─── Data shown ───

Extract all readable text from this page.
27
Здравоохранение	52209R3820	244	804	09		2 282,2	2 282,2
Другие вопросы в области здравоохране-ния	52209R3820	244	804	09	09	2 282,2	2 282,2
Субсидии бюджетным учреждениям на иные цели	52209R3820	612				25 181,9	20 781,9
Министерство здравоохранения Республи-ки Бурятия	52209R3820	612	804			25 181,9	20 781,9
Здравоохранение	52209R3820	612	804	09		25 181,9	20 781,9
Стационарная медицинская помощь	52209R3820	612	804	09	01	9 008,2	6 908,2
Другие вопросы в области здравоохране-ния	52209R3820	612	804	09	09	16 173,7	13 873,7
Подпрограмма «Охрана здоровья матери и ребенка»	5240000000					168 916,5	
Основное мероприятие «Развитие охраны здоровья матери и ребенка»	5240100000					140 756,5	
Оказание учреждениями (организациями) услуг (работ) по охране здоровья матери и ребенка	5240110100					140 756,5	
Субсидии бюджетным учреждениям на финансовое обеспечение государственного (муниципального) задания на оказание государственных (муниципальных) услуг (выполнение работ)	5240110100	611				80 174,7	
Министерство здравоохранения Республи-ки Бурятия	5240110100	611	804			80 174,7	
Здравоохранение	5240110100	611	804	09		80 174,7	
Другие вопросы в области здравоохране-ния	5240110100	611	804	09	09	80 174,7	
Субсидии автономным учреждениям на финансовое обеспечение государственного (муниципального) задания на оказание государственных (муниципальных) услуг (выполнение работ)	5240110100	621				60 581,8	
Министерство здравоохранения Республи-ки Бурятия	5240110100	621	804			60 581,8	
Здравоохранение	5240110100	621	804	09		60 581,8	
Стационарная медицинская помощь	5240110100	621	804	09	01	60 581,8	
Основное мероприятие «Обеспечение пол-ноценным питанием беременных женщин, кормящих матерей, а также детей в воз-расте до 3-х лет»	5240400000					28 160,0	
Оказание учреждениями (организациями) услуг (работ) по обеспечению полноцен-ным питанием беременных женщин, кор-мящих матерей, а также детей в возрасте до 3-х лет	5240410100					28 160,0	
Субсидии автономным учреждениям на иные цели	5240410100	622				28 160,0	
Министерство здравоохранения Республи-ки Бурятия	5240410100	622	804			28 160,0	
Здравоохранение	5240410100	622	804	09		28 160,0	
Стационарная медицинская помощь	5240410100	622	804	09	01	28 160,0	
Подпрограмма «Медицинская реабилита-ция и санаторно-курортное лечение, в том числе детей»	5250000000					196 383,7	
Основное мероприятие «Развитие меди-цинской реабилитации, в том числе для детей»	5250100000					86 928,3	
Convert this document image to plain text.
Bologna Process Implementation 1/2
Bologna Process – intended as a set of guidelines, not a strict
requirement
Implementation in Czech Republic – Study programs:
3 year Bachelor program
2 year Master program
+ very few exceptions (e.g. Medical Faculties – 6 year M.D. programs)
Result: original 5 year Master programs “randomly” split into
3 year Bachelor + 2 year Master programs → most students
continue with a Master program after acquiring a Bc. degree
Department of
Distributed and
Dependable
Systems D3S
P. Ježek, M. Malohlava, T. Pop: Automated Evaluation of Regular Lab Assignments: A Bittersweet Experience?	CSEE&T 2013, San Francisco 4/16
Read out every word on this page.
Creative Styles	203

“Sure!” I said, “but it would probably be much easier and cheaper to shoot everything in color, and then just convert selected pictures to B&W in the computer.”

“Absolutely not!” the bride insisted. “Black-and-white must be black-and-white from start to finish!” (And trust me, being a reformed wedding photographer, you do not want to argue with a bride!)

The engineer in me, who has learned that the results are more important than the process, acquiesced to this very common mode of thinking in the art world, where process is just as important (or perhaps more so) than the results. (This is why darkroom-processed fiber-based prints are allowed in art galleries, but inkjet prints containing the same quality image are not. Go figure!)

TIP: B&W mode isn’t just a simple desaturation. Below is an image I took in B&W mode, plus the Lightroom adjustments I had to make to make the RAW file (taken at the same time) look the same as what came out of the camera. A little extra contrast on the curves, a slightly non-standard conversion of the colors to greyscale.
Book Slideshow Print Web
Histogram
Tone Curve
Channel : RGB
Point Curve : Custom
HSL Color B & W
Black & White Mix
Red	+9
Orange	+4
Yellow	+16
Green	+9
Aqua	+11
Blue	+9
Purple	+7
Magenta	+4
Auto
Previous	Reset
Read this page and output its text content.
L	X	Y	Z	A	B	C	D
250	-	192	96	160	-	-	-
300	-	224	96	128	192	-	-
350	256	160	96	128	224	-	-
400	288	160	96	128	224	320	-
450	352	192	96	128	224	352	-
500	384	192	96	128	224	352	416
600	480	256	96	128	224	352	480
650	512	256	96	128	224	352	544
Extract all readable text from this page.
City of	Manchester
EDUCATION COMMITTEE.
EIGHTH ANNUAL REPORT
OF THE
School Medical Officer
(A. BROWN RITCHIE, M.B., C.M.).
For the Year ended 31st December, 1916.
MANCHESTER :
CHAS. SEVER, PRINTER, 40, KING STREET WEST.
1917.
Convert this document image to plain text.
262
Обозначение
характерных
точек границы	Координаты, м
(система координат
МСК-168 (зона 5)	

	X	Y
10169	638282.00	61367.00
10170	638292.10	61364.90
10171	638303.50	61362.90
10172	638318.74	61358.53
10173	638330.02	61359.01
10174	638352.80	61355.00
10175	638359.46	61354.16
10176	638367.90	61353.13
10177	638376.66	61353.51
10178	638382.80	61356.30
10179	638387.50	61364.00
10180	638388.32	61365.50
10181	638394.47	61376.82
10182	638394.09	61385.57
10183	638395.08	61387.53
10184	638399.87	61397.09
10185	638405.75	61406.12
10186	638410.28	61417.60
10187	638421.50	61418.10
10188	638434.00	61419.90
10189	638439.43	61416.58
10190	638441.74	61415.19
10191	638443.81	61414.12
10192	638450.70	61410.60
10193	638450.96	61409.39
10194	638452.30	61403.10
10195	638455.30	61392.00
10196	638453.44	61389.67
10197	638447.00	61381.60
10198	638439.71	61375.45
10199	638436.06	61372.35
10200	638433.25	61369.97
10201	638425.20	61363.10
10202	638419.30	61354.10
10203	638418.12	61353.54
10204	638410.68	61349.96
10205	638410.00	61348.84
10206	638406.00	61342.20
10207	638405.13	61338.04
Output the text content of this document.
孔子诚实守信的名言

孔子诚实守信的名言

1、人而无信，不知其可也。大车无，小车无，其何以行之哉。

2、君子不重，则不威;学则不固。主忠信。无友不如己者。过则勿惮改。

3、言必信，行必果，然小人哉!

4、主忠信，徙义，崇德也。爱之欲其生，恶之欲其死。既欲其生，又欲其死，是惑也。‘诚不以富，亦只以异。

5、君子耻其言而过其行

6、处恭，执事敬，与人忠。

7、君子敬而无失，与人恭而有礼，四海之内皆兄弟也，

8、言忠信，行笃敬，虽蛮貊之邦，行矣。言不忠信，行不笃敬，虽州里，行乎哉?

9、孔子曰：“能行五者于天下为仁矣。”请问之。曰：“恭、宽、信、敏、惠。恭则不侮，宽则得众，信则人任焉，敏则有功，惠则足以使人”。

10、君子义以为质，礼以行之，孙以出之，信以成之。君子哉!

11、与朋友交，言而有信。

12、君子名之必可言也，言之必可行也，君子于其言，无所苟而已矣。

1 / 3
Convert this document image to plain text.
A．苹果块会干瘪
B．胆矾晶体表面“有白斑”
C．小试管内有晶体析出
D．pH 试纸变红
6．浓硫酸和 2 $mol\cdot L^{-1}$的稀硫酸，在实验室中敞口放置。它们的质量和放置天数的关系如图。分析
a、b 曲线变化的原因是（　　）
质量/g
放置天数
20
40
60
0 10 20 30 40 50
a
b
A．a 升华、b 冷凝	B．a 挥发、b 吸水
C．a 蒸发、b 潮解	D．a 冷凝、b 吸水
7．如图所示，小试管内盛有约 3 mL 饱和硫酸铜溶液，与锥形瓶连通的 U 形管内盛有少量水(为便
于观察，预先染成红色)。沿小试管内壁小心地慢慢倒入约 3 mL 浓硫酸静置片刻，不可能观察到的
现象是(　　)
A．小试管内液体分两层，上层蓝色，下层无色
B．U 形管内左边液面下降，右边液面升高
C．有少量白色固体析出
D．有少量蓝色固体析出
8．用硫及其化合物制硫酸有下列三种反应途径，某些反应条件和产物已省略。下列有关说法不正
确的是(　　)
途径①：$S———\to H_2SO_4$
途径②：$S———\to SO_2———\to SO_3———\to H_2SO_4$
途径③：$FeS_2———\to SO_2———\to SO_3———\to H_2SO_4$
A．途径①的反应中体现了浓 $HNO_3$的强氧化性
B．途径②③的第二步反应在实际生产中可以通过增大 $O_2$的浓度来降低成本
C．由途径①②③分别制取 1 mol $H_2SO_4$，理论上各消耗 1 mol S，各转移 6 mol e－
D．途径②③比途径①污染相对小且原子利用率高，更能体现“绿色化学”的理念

───

# [The problem]
Identify all lines where the word "content" shows up. Copy them.

# [Right answer]
Read this page and output its text content.
Output the text content of this document.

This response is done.